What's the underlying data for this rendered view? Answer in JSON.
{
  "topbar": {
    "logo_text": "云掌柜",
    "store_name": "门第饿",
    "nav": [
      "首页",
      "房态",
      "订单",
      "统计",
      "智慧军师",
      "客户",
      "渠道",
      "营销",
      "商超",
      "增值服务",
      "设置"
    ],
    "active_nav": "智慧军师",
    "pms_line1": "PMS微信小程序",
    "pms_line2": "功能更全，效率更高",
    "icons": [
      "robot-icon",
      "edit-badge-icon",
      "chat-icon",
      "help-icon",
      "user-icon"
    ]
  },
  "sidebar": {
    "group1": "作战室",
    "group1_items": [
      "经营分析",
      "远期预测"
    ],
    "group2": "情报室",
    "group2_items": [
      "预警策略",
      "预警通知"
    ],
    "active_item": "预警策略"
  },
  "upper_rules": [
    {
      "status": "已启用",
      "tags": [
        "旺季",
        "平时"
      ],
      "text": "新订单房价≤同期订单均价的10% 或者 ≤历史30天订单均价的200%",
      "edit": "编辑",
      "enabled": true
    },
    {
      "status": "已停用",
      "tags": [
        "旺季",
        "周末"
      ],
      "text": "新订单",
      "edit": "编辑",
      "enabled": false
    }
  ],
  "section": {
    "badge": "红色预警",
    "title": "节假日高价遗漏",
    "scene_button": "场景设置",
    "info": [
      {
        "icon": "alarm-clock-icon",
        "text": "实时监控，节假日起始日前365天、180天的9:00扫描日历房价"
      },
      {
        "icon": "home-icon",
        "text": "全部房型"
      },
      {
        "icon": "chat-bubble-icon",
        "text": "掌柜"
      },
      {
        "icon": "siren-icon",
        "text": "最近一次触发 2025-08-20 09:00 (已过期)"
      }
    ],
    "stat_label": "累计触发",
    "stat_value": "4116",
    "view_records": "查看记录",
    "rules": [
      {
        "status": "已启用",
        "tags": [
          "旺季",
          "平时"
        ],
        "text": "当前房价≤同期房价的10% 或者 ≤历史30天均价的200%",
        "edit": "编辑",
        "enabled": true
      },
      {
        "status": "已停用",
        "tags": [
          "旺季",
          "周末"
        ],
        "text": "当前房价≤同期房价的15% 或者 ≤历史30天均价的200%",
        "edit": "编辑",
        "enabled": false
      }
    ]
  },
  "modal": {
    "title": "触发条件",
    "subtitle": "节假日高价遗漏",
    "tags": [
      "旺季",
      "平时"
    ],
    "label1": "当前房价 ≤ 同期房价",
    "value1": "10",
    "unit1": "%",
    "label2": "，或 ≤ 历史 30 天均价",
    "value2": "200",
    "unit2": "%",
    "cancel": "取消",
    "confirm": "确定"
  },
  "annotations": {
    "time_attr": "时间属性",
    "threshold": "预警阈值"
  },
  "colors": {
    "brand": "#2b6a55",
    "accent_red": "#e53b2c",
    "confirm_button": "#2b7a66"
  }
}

++++++++++++++++++++

◆ **Stated task**
Output an exact copy of each record.

◆ **Finished answer**
What's the underlying data for this rendered view? Answer in JSON.
{
  "topbar": {
    "logo_text": "云掌柜",
    "store_name": "门第饿",
    "nav": [
      "首页",
      "房态",
      "订单",
      "统计",
      "智慧军师",
      "客户",
      "渠道",
      "营销",
      "商超",
      "增值服务",
      "设置"
    ],
    "active_nav": "智慧军师",
    "pms_line1": "PMS微信小程序",
    "pms_line2": "功能更全，效率更高",
    "icons": [
      "robot-icon",
      "edit-badge-icon",
      "chat-icon",
      "help-icon",
      "user-icon"
    ]
  },
  "sidebar": {
    "group1": "作战室",
    "group1_items": [
      "经营分析",
      "远期预测"
    ],
    "group2": "情报室",
    "group2_items": [
      "预警策略",
      "预警通知"
    ],
    "active_item": "预警策略"
  },
  "upper_rules": [
    {
      "status": "已启用",
      "tags": [
        "旺季",
        "平时"
      ],
      "text": "新订单房价≤同期订单均价的10% 或者 ≤历史30天订单均价的200%",
      "edit": "编辑",
      "enabled": true
    },
    {
      "status": "已停用",
      "tags": [
        "旺季",
        "周末"
      ],
      "text": "新订单",
      "edit": "编辑",
      "enabled": false
    }
  ],
  "section": {
    "badge": "红色预警",
    "title": "节假日高价遗漏",
    "scene_button": "场景设置",
    "info": [
      {
        "icon": "alarm-clock-icon",
        "text": "实时监控，节假日起始日前365天、180天的9:00扫描日历房价"
      },
      {
        "icon": "home-icon",
        "text": "全部房型"
      },
      {
        "icon": "chat-bubble-icon",
        "text": "掌柜"
      },
      {
        "icon": "siren-icon",
        "text": "最近一次触发 2025-08-20 09:00 (已过期)"
      }
    ],
    "stat_label": "累计触发",
    "stat_value": "4116",
    "view_records": "查看记录",
    "rules": [
      {
        "status": "已启用",
        "tags": [
          "旺季",
          "平时"
        ],
        "text": "当前房价≤同期房价的10% 或者 ≤历史30天均价的200%",
        "edit": "编辑",
        "enabled": true
      },
      {
        "status": "已停用",
        "tags": [
          "旺季",
          "周末"
        ],
        "text": "当前房价≤同期房价的15% 或者 ≤历史30天均价的200%",
        "edit": "编辑",
        "enabled": false
      }
    ]
  },
  "modal": {
    "title": "触发条件",
    "subtitle": "节假日高价遗漏",
    "tags": [
      "旺季",
      "平时"
    ],
    "label1": "当前房价 ≤ 同期房价",
    "value1": "10",
    "unit1": "%",
    "label2": "，或 ≤ 历史 30 天均价",
    "value2": "200",
    "unit2": "%",
    "cancel": "取消",
    "confirm": "确定"
  },
  "annotations": {
    "time_attr": "时间属性",
    "threshold": "预警阈值"
  },
  "colors": {
    "brand": "#2b6a55",
    "accent_red": "#e53b2c",
    "confirm_button": "#2b7a66"
  }
}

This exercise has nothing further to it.